-- The exercise --
Here are some records; copy every line that holds the word "TradeWave".

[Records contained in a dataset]
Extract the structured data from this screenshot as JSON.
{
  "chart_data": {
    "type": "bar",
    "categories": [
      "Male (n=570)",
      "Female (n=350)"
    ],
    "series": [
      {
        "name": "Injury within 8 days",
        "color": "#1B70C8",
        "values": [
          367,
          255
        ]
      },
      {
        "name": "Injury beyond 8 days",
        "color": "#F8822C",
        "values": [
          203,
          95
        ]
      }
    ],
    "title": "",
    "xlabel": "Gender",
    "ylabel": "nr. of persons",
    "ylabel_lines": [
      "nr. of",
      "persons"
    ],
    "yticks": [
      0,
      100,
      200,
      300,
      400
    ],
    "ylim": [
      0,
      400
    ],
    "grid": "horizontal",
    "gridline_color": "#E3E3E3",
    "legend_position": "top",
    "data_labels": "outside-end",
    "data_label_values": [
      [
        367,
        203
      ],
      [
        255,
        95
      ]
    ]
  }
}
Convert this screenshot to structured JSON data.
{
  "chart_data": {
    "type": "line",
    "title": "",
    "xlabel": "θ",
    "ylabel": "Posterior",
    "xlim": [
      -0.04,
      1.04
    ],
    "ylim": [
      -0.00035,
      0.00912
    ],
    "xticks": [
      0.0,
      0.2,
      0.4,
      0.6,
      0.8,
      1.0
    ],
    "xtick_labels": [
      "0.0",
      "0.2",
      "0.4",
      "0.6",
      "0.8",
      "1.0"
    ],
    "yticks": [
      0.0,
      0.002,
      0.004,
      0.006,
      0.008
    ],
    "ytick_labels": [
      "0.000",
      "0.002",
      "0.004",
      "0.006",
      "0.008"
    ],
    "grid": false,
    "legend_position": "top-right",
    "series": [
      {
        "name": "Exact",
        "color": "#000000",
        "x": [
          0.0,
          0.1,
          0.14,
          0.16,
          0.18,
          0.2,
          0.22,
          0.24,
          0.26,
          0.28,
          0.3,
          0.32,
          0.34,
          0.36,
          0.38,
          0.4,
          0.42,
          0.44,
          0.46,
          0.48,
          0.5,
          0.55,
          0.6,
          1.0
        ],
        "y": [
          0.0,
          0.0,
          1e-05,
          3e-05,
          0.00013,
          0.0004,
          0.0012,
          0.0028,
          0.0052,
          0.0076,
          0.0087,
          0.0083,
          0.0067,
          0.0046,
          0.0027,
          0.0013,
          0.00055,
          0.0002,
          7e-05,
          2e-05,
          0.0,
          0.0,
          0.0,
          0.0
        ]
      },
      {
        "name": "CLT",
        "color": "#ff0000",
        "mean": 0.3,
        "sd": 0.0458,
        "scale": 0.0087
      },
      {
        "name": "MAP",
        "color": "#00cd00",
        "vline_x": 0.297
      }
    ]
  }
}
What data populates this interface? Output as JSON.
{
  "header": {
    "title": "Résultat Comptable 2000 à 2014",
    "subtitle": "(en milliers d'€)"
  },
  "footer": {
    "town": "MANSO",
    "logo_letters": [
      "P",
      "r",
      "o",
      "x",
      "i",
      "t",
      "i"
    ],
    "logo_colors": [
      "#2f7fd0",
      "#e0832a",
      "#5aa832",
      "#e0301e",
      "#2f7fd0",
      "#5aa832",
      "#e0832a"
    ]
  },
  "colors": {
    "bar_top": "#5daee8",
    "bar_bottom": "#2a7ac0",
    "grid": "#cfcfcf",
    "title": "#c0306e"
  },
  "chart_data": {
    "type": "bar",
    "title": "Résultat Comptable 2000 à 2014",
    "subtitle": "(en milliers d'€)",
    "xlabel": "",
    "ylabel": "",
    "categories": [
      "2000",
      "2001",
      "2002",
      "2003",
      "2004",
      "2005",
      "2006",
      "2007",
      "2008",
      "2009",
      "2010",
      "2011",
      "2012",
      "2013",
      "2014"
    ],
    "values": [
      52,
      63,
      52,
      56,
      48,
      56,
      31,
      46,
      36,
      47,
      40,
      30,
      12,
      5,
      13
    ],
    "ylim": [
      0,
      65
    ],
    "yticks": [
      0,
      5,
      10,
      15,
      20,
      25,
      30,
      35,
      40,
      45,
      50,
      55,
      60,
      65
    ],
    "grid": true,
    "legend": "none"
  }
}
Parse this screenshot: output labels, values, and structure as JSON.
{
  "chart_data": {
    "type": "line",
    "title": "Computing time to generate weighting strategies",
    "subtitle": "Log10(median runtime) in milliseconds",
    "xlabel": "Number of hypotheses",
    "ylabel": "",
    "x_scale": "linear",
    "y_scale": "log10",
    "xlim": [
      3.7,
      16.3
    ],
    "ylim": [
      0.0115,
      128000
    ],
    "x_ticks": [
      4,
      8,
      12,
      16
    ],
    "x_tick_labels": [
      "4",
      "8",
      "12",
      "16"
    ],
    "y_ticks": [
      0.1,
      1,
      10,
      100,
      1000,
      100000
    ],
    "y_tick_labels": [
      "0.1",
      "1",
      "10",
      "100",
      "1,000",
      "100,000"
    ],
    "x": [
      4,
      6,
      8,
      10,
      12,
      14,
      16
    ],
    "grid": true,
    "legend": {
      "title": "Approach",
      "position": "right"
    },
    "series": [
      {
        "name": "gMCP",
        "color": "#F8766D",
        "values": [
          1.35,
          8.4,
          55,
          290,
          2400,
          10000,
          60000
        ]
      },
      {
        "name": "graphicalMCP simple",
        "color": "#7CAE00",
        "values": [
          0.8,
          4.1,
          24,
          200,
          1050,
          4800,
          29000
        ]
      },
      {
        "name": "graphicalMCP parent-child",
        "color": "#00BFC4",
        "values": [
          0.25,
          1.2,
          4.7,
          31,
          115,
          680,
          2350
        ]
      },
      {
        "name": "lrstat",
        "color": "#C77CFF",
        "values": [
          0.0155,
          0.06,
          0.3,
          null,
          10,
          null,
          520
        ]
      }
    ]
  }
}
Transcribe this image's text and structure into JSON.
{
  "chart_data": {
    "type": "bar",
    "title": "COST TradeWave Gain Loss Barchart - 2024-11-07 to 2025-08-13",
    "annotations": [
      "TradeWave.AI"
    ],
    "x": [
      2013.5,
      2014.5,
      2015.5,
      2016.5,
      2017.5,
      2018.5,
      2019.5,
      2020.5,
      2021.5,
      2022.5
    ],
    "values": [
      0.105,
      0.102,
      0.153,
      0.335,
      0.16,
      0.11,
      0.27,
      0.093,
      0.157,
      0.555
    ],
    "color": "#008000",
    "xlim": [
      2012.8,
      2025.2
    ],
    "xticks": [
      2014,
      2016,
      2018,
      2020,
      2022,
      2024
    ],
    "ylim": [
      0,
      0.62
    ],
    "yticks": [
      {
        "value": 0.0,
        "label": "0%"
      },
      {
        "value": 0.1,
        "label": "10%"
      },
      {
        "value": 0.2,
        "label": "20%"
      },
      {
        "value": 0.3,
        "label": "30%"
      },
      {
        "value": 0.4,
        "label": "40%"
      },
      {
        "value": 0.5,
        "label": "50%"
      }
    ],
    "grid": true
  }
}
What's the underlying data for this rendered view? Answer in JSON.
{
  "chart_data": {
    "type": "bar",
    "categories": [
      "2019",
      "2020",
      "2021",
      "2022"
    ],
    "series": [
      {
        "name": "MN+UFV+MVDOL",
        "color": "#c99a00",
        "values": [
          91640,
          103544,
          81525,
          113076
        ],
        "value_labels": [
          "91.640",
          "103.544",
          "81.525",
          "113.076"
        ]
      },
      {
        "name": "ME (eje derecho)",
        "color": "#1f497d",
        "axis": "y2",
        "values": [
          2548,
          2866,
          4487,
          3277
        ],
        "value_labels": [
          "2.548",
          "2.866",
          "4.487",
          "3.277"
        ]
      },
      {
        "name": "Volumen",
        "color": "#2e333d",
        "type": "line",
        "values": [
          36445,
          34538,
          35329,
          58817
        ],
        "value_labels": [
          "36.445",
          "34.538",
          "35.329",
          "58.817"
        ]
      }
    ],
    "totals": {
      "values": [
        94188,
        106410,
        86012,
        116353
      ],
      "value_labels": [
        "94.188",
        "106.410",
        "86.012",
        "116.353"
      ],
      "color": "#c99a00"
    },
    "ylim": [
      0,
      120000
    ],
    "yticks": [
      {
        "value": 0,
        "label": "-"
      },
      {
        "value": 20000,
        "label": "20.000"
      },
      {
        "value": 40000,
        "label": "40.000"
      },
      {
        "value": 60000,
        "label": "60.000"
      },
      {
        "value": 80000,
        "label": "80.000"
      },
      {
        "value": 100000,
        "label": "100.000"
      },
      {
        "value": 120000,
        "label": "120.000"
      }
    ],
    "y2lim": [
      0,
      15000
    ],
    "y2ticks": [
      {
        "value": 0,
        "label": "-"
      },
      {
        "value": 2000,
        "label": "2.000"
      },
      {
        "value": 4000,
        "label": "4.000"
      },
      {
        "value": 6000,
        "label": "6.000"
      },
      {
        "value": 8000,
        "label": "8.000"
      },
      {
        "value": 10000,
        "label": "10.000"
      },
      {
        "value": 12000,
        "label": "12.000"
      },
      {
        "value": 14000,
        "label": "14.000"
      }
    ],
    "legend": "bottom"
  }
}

-- Complete response --
    "title": "COST TradeWave Gain Loss Barchart - 2024-11-07 to 2025-08-13",
      "TradeWave.AI"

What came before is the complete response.